## TO BE DONE
Quote all lines below exactly. Images stay out.

## INPUT RECORDS
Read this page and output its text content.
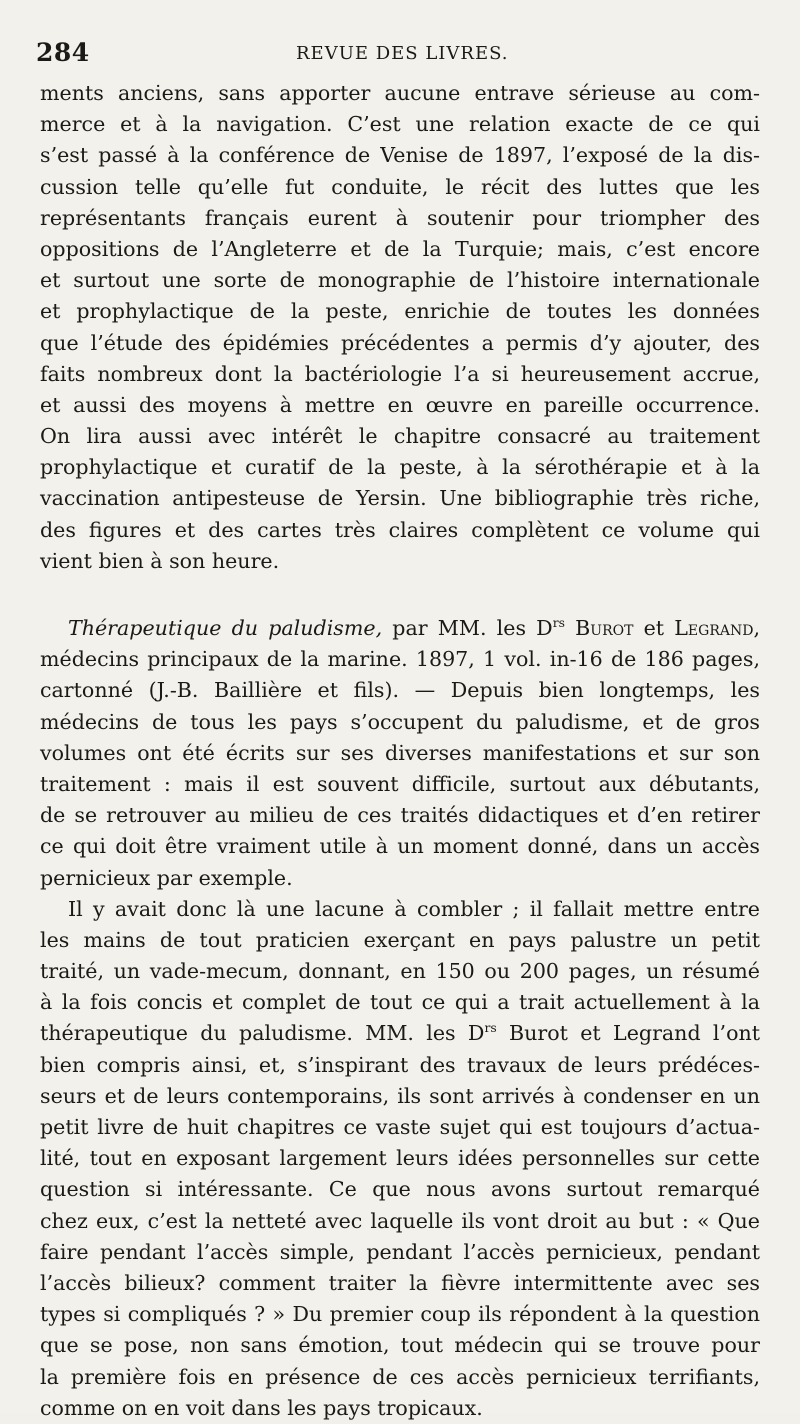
284	REVUE DES LIVRES.
ments anciens, sans apporter aucune entrave sérieuse au com-
merce et à la navigation. C’est une relation exacte de ce qui
s’est passé à la conférence de Venise de 1897, l’exposé de la dis-
cussion telle qu’elle fut conduite, le récit des luttes que les
représentants français eurent à soutenir pour triompher des
oppositions de l’Angleterre et de la Turquie; mais, c’est encore
et surtout une sorte de monographie de l’histoire internationale
et prophylactique de la peste, enrichie de toutes les données
que l’étude des épidémies précédentes a permis d’y ajouter, des
faits nombreux dont la bactériologie l’a si heureusement accrue,
et aussi des moyens à mettre en œuvre en pareille occurrence.
On lira aussi avec intérêt le chapitre consacré au traitement
prophylactique et curatif de la peste, à la sérothérapie et à la
vaccination antipesteuse de Yersin. Une bibliographie très riche,
des figures et des cartes très claires complètent ce volume qui
vient bien à son heure.
Thérapeutique du paludisme, par MM. les $D^{rs}$ Burot et Legrand,
médecins principaux de la marine. 1897, 1 vol. in-16 de 186 pages,
cartonné (J.-B. Baillière et fils). — Depuis bien longtemps, les
médecins de tous les pays s’occupent du paludisme, et de gros
volumes ont été écrits sur ses diverses manifestations et sur son
traitement : mais il est souvent difficile, surtout aux débutants,
de se retrouver au milieu de ces traités didactiques et d’en retirer
ce qui doit être vraiment utile à un moment donné, dans un accès
pernicieux par exemple.
Il y avait donc là une lacune à combler ; il fallait mettre entre
les mains de tout praticien exerçant en pays palustre un petit
traité, un vade-mecum, donnant, en 150 ou 200 pages, un résumé
à la fois concis et complet de tout ce qui a trait actuellement à la
thérapeutique du paludisme. MM. les $D^{rs}$ Burot et Legrand l’ont
bien compris ainsi, et, s’inspirant des travaux de leurs prédéces-
seurs et de leurs contemporains, ils sont arrivés à condenser en un
petit livre de huit chapitres ce vaste sujet qui est toujours d’actua-
lité, tout en exposant largement leurs idées personnelles sur cette
question si intéressante. Ce que nous avons surtout remarqué
chez eux, c’est la netteté avec laquelle ils vont droit au but : « Que
faire pendant l’accès simple, pendant l’accès pernicieux, pendant
l’accès bilieux? comment traiter la fièvre intermittente avec ses
types si compliqués ? » Du premier coup ils répondent à la question
que se pose, non sans émotion, tout médecin qui se trouve pour
la première fois en présence de ces accès pernicieux terrifiants,
comme on en voit dans les pays tropicaux.
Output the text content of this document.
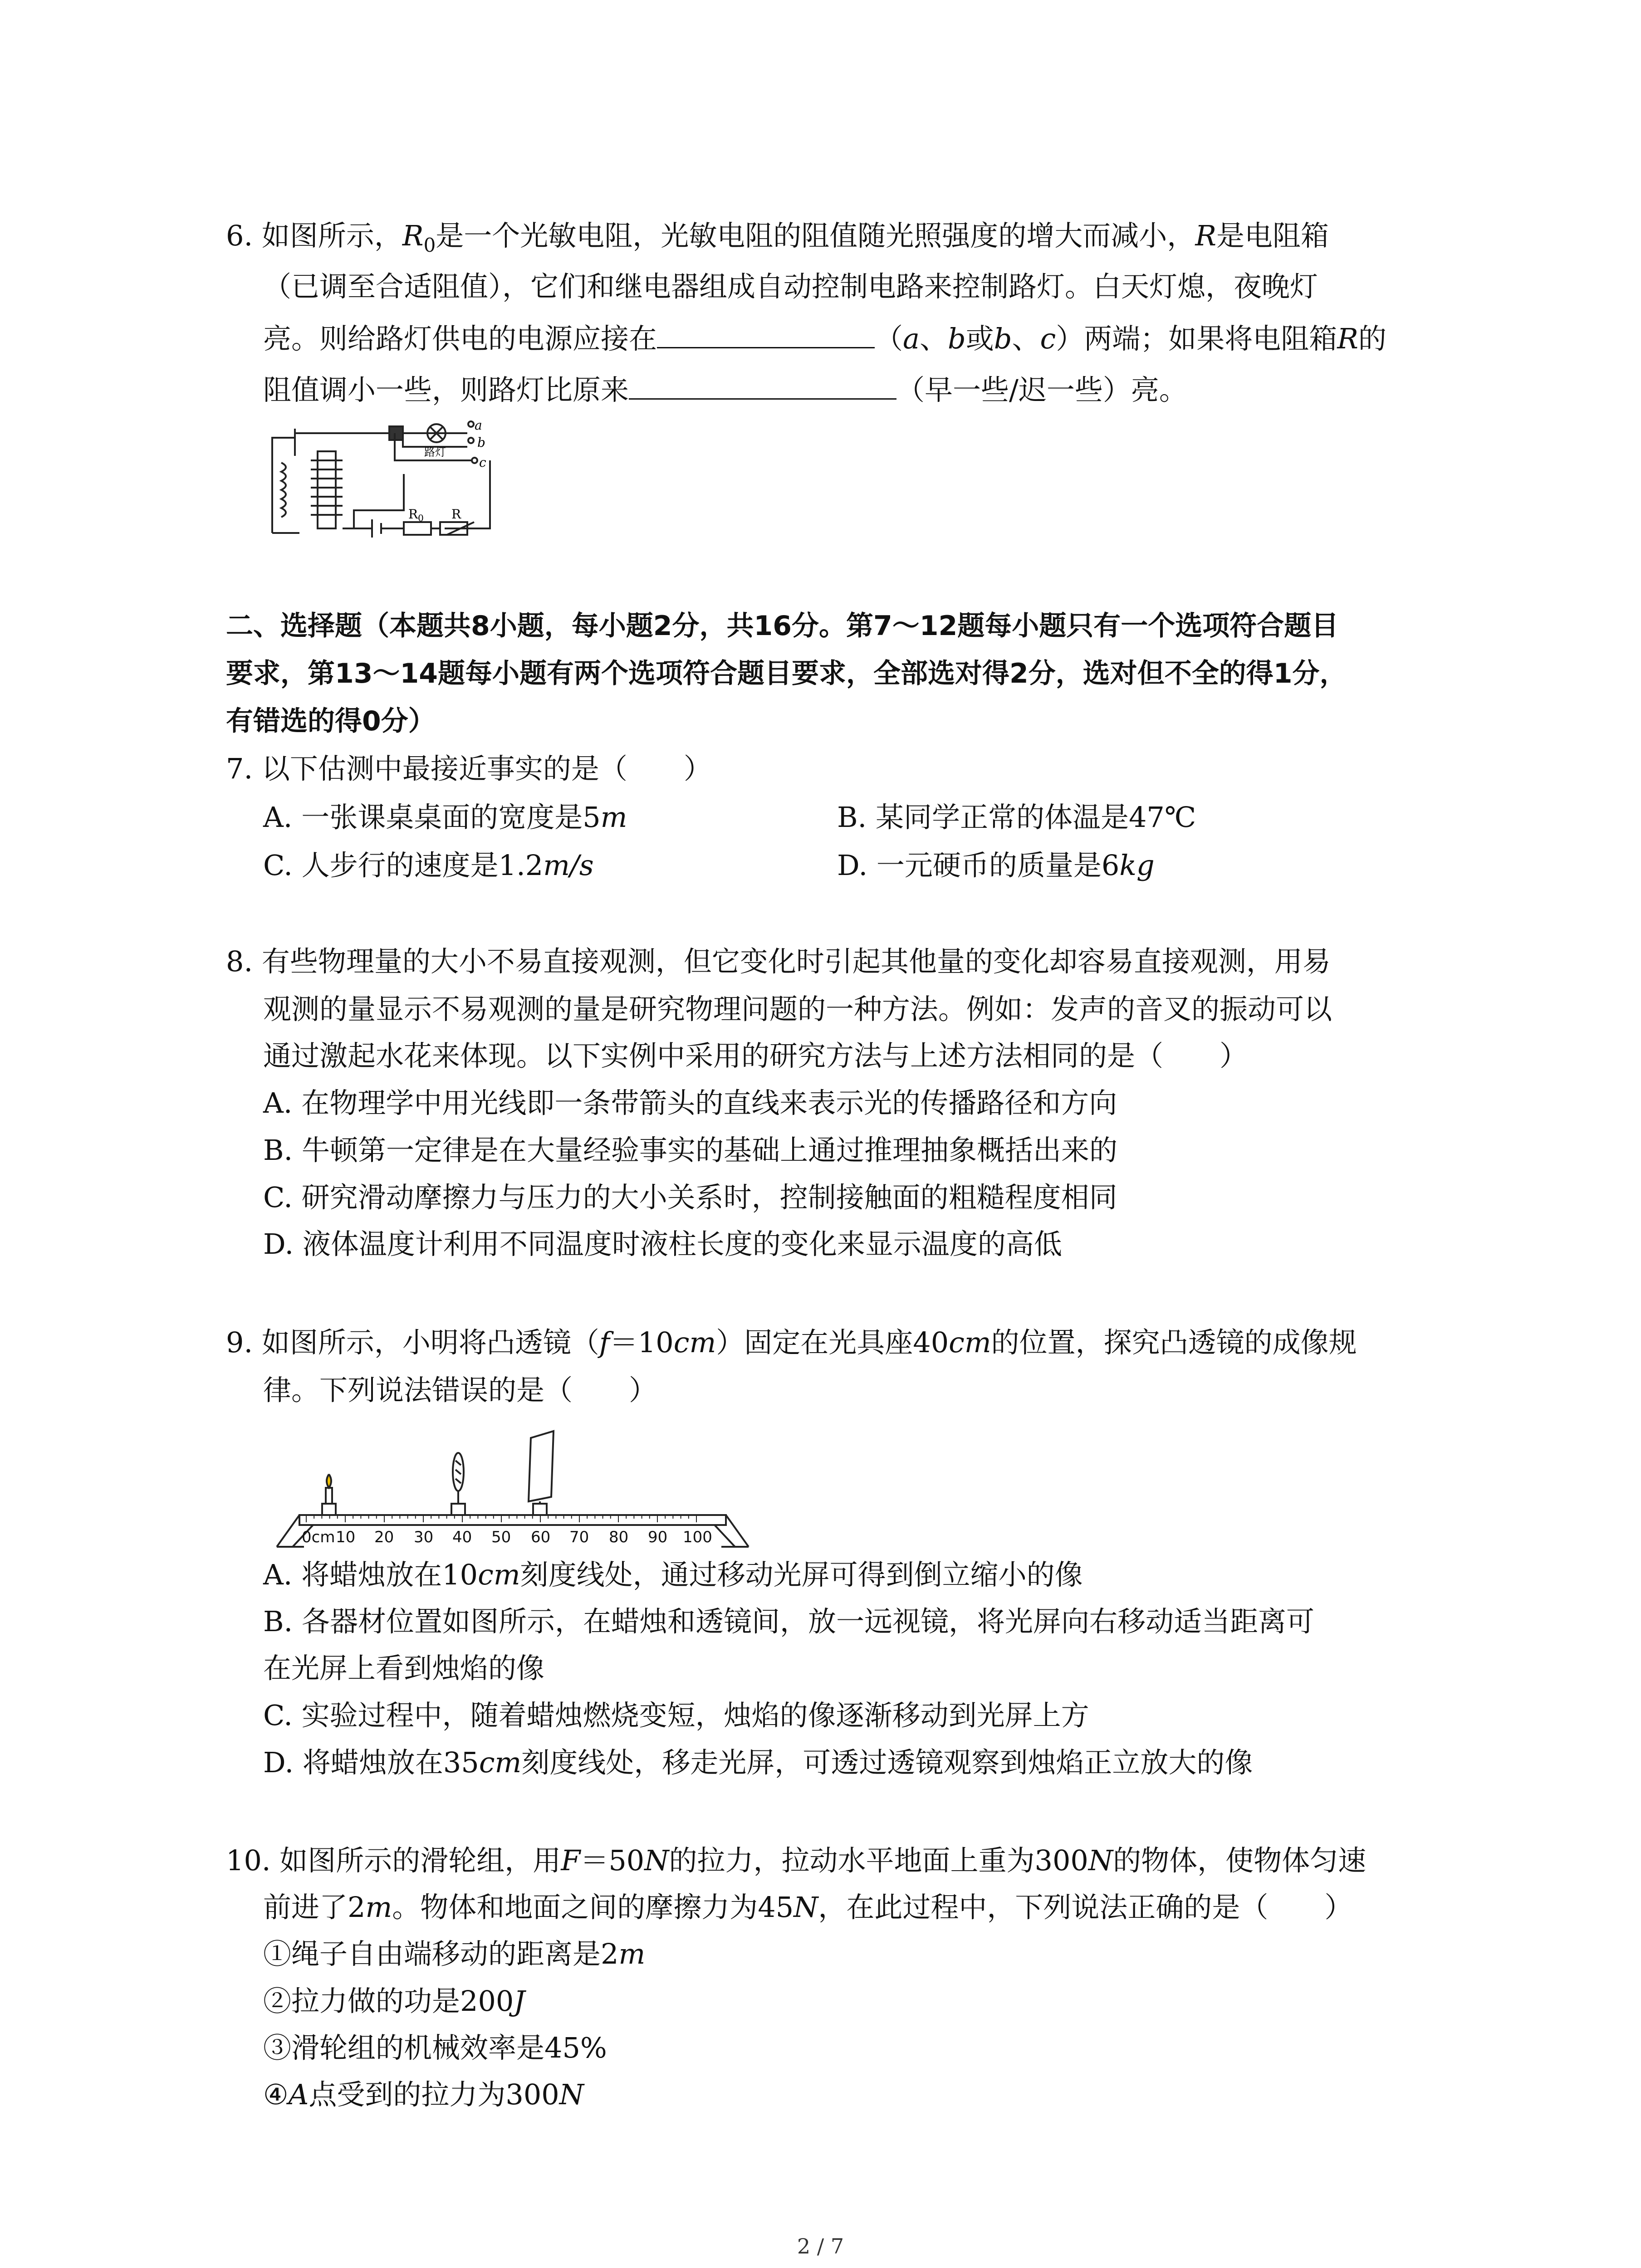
6. 如图所示，$R_0$是一个光敏电阻，光敏电阻的阻值随光照强度的增大而减小，R是电阻箱
（已调至合适阻值），它们和继电器组成自动控制电路来控制路灯。白天灯熄，夜晚灯
亮。则给路灯供电的电源应接在	（a、b或b、c）两端；如果将电阻箱R的
阻值调小一些，则路灯比原来	（早一些/迟一些）亮。
a
b
c
路灯
$R_0$ R
二、选择题（本题共8小题，每小题2分，共16分。第7～12题每小题只有一个选项符合题目
要求，第13～14题每小题有两个选项符合题目要求，全部选对得2分，选对但不全的得1分，
有错选的得0分）
7. 以下估测中最接近事实的是（　　）
A. 一张课桌桌面的宽度是5m	B. 某同学正常的体温是47℃
C. 人步行的速度是1.2m/s	D. 一元硬币的质量是6kg
8. 有些物理量的大小不易直接观测，但它变化时引起其他量的变化却容易直接观测，用易
观测的量显示不易观测的量是研究物理问题的一种方法。例如：发声的音叉的振动可以
通过激起水花来体现。以下实例中采用的研究方法与上述方法相同的是（　　）
A. 在物理学中用光线即一条带箭头的直线来表示光的传播路径和方向
B. 牛顿第一定律是在大量经验事实的基础上通过推理抽象概括出来的
C. 研究滑动摩擦力与压力的大小关系时，控制接触面的粗糙程度相同
D. 液体温度计利用不同温度时液柱长度的变化来显示温度的高低
9. 如图所示，小明将凸透镜（f＝10cm）固定在光具座40cm的位置，探究凸透镜的成像规
律。下列说法错误的是（　　）
0cm 10 20 30 40 50 60 70 80 90 100
A. 将蜡烛放在10cm刻度线处，通过移动光屏可得到倒立缩小的像
B. 各器材位置如图所示，在蜡烛和透镜间，放一远视镜，将光屏向右移动适当距离可
在光屏上看到烛焰的像
C. 实验过程中，随着蜡烛燃烧变短，烛焰的像逐渐移动到光屏上方
D. 将蜡烛放在35cm刻度线处，移走光屏，可透过透镜观察到烛焰正立放大的像
10. 如图所示的滑轮组，用F＝50N的拉力，拉动水平地面上重为300N的物体，使物体匀速
前进了2m。物体和地面之间的摩擦力为45N，在此过程中，下列说法正确的是（　　）
①绳子自由端移动的距离是2m
②拉力做的功是200J
③滑轮组的机械效率是45%
④A点受到的拉力为300N
2 / 7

## TASK SOLUTION
Read this page and output its text content.
284	REVUE DES LIVRES.
ments anciens, sans apporter aucune entrave sérieuse au com-
merce et à la navigation. C’est une relation exacte de ce qui
s’est passé à la conférence de Venise de 1897, l’exposé de la dis-
cussion telle qu’elle fut conduite, le récit des luttes que les
représentants français eurent à soutenir pour triompher des
oppositions de l’Angleterre et de la Turquie; mais, c’est encore
et surtout une sorte de monographie de l’histoire internationale
et prophylactique de la peste, enrichie de toutes les données
que l’étude des épidémies précédentes a permis d’y ajouter, des
faits nombreux dont la bactériologie l’a si heureusement accrue,
et aussi des moyens à mettre en œuvre en pareille occurrence.
On lira aussi avec intérêt le chapitre consacré au traitement
prophylactique et curatif de la peste, à la sérothérapie et à la
vaccination antipesteuse de Yersin. Une bibliographie très riche,
des figures et des cartes très claires complètent ce volume qui
vient bien à son heure.
Thérapeutique du paludisme, par MM. les $D^{rs}$ Burot et Legrand,
médecins principaux de la marine. 1897, 1 vol. in-16 de 186 pages,
cartonné (J.-B. Baillière et fils). — Depuis bien longtemps, les
médecins de tous les pays s’occupent du paludisme, et de gros
volumes ont été écrits sur ses diverses manifestations et sur son
traitement : mais il est souvent difficile, surtout aux débutants,
de se retrouver au milieu de ces traités didactiques et d’en retirer
ce qui doit être vraiment utile à un moment donné, dans un accès
pernicieux par exemple.
Il y avait donc là une lacune à combler ; il fallait mettre entre
les mains de tout praticien exerçant en pays palustre un petit
traité, un vade-mecum, donnant, en 150 ou 200 pages, un résumé
à la fois concis et complet de tout ce qui a trait actuellement à la
thérapeutique du paludisme. MM. les $D^{rs}$ Burot et Legrand l’ont
bien compris ainsi, et, s’inspirant des travaux de leurs prédéces-
seurs et de leurs contemporains, ils sont arrivés à condenser en un
petit livre de huit chapitres ce vaste sujet qui est toujours d’actua-
lité, tout en exposant largement leurs idées personnelles sur cette
question si intéressante. Ce que nous avons surtout remarqué
chez eux, c’est la netteté avec laquelle ils vont droit au but : « Que
faire pendant l’accès simple, pendant l’accès pernicieux, pendant
l’accès bilieux? comment traiter la fièvre intermittente avec ses
types si compliqués ? » Du premier coup ils répondent à la question
que se pose, non sans émotion, tout médecin qui se trouve pour
la première fois en présence de ces accès pernicieux terrifiants,
comme on en voit dans les pays tropicaux.
Output the text content of this document.
6. 如图所示，$R_0$是一个光敏电阻，光敏电阻的阻值随光照强度的增大而减小，R是电阻箱
（已调至合适阻值），它们和继电器组成自动控制电路来控制路灯。白天灯熄，夜晚灯
亮。则给路灯供电的电源应接在	（a、b或b、c）两端；如果将电阻箱R的
阻值调小一些，则路灯比原来	（早一些/迟一些）亮。
a
b
c
路灯
$R_0$ R
二、选择题（本题共8小题，每小题2分，共16分。第7～12题每小题只有一个选项符合题目
要求，第13～14题每小题有两个选项符合题目要求，全部选对得2分，选对但不全的得1分，
有错选的得0分）
7. 以下估测中最接近事实的是（　　）
A. 一张课桌桌面的宽度是5m	B. 某同学正常的体温是47℃
C. 人步行的速度是1.2m/s	D. 一元硬币的质量是6kg
8. 有些物理量的大小不易直接观测，但它变化时引起其他量的变化却容易直接观测，用易
观测的量显示不易观测的量是研究物理问题的一种方法。例如：发声的音叉的振动可以
通过激起水花来体现。以下实例中采用的研究方法与上述方法相同的是（　　）
A. 在物理学中用光线即一条带箭头的直线来表示光的传播路径和方向
B. 牛顿第一定律是在大量经验事实的基础上通过推理抽象概括出来的
C. 研究滑动摩擦力与压力的大小关系时，控制接触面的粗糙程度相同
D. 液体温度计利用不同温度时液柱长度的变化来显示温度的高低
9. 如图所示，小明将凸透镜（f＝10cm）固定在光具座40cm的位置，探究凸透镜的成像规
律。下列说法错误的是（　　）
0cm 10 20 30 40 50 60 70 80 90 100
A. 将蜡烛放在10cm刻度线处，通过移动光屏可得到倒立缩小的像
B. 各器材位置如图所示，在蜡烛和透镜间，放一远视镜，将光屏向右移动适当距离可
在光屏上看到烛焰的像
C. 实验过程中，随着蜡烛燃烧变短，烛焰的像逐渐移动到光屏上方
D. 将蜡烛放在35cm刻度线处，移走光屏，可透过透镜观察到烛焰正立放大的像
10. 如图所示的滑轮组，用F＝50N的拉力，拉动水平地面上重为300N的物体，使物体匀速
前进了2m。物体和地面之间的摩擦力为45N，在此过程中，下列说法正确的是（　　）
①绳子自由端移动的距离是2m
②拉力做的功是200J
③滑轮组的机械效率是45%
④A点受到的拉力为300N
2 / 7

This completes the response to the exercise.